Restate all of the data exactly.

DATA PROVIDED:
** Begin **

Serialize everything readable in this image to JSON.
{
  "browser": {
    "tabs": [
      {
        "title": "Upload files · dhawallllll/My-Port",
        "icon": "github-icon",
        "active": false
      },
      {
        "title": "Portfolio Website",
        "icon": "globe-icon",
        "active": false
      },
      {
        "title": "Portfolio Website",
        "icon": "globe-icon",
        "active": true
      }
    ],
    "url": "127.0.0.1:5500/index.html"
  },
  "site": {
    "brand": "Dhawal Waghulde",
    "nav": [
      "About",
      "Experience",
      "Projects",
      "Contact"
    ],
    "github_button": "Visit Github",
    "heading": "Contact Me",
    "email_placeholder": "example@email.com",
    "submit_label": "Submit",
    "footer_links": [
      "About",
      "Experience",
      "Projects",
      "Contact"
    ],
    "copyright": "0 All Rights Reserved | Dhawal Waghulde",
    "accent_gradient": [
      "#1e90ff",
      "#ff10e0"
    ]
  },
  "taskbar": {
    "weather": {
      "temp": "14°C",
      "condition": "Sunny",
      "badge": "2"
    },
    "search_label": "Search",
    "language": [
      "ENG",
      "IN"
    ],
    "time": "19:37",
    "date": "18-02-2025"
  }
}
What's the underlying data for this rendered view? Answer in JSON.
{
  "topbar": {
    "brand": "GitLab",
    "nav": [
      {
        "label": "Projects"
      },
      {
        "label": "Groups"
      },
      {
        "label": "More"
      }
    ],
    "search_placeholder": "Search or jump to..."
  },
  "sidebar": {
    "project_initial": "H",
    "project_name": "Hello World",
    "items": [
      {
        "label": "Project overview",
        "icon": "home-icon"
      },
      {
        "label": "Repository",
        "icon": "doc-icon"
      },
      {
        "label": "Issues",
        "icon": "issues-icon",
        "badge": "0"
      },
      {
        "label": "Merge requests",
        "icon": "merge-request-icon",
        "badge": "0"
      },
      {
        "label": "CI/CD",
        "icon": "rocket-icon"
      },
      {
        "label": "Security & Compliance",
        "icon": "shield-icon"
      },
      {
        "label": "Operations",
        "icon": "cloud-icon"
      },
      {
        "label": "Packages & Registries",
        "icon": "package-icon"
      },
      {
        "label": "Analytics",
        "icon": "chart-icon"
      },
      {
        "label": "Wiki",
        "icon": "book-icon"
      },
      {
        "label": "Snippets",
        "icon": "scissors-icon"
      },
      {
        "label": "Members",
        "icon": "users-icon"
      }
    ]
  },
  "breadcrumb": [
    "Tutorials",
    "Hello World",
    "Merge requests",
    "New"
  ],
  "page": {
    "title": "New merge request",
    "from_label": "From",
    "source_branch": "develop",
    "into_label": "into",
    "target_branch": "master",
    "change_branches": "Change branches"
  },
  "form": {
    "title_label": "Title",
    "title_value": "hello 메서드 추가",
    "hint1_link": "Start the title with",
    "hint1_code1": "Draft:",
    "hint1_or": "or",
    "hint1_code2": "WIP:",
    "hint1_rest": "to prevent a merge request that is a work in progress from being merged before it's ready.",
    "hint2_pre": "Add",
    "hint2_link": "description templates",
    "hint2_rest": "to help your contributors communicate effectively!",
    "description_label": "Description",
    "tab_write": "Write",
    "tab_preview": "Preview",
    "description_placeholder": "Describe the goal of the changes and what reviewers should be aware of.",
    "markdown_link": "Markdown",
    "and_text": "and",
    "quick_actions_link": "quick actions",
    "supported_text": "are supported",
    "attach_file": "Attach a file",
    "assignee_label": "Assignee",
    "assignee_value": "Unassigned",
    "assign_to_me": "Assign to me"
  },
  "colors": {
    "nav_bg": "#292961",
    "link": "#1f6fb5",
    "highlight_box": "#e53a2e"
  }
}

** End **

FINAL ANSWER:
Serialize everything readable in this image to JSON.
{
  "browser": {
    "tabs": [
      {
        "title": "Upload files · dhawallllll/My-Port",
        "icon": "github-icon",
        "active": false
      },
      {
        "title": "Portfolio Website",
        "icon": "globe-icon",
        "active": false
      },
      {
        "title": "Portfolio Website",
        "icon": "globe-icon",
        "active": true
      }
    ],
    "url": "127.0.0.1:5500/index.html"
  },
  "site": {
    "brand": "Dhawal Waghulde",
    "nav": [
      "About",
      "Experience",
      "Projects",
      "Contact"
    ],
    "github_button": "Visit Github",
    "heading": "Contact Me",
    "email_placeholder": "example@email.com",
    "submit_label": "Submit",
    "footer_links": [
      "About",
      "Experience",
      "Projects",
      "Contact"
    ],
    "copyright": "0 All Rights Reserved | Dhawal Waghulde",
    "accent_gradient": [
      "#1e90ff",
      "#ff10e0"
    ]
  },
  "taskbar": {
    "weather": {
      "temp": "14°C",
      "condition": "Sunny",
      "badge": "2"
    },
    "search_label": "Search",
    "language": [
      "ENG",
      "IN"
    ],
    "time": "19:37",
    "date": "18-02-2025"
  }
}
What's the underlying data for this rendered view? Answer in JSON.
{
  "topbar": {
    "brand": "GitLab",
    "nav": [
      {
        "label": "Projects"
      },
      {
        "label": "Groups"
      },
      {
        "label": "More"
      }
    ],
    "search_placeholder": "Search or jump to..."
  },
  "sidebar": {
    "project_initial": "H",
    "project_name": "Hello World",
    "items": [
      {
        "label": "Project overview",
        "icon": "home-icon"
      },
      {
        "label": "Repository",
        "icon": "doc-icon"
      },
      {
        "label": "Issues",
        "icon": "issues-icon",
        "badge": "0"
      },
      {
        "label": "Merge requests",
        "icon": "merge-request-icon",
        "badge": "0"
      },
      {
        "label": "CI/CD",
        "icon": "rocket-icon"
      },
      {
        "label": "Security & Compliance",
        "icon": "shield-icon"
      },
      {
        "label": "Operations",
        "icon": "cloud-icon"
      },
      {
        "label": "Packages & Registries",
        "icon": "package-icon"
      },
      {
        "label": "Analytics",
        "icon": "chart-icon"
      },
      {
        "label": "Wiki",
        "icon": "book-icon"
      },
      {
        "label": "Snippets",
        "icon": "scissors-icon"
      },
      {
        "label": "Members",
        "icon": "users-icon"
      }
    ]
  },
  "breadcrumb": [
    "Tutorials",
    "Hello World",
    "Merge requests",
    "New"
  ],
  "page": {
    "title": "New merge request",
    "from_label": "From",
    "source_branch": "develop",
    "into_label": "into",
    "target_branch": "master",
    "change_branches": "Change branches"
  },
  "form": {
    "title_label": "Title",
    "title_value": "hello 메서드 추가",
    "hint1_link": "Start the title with",
    "hint1_code1": "Draft:",
    "hint1_or": "or",
    "hint1_code2": "WIP:",
    "hint1_rest": "to prevent a merge request that is a work in progress from being merged before it's ready.",
    "hint2_pre": "Add",
    "hint2_link": "description templates",
    "hint2_rest": "to help your contributors communicate effectively!",
    "description_label": "Description",
    "tab_write": "Write",
    "tab_preview": "Preview",
    "description_placeholder": "Describe the goal of the changes and what reviewers should be aware of.",
    "markdown_link": "Markdown",
    "and_text": "and",
    "quick_actions_link": "quick actions",
    "supported_text": "are supported",
    "attach_file": "Attach a file",
    "assignee_label": "Assignee",
    "assignee_value": "Unassigned",
    "assign_to_me": "Assign to me"
  },
  "colors": {
    "nav_bg": "#292961",
    "link": "#1f6fb5",
    "highlight_box": "#e53a2e"
  }
}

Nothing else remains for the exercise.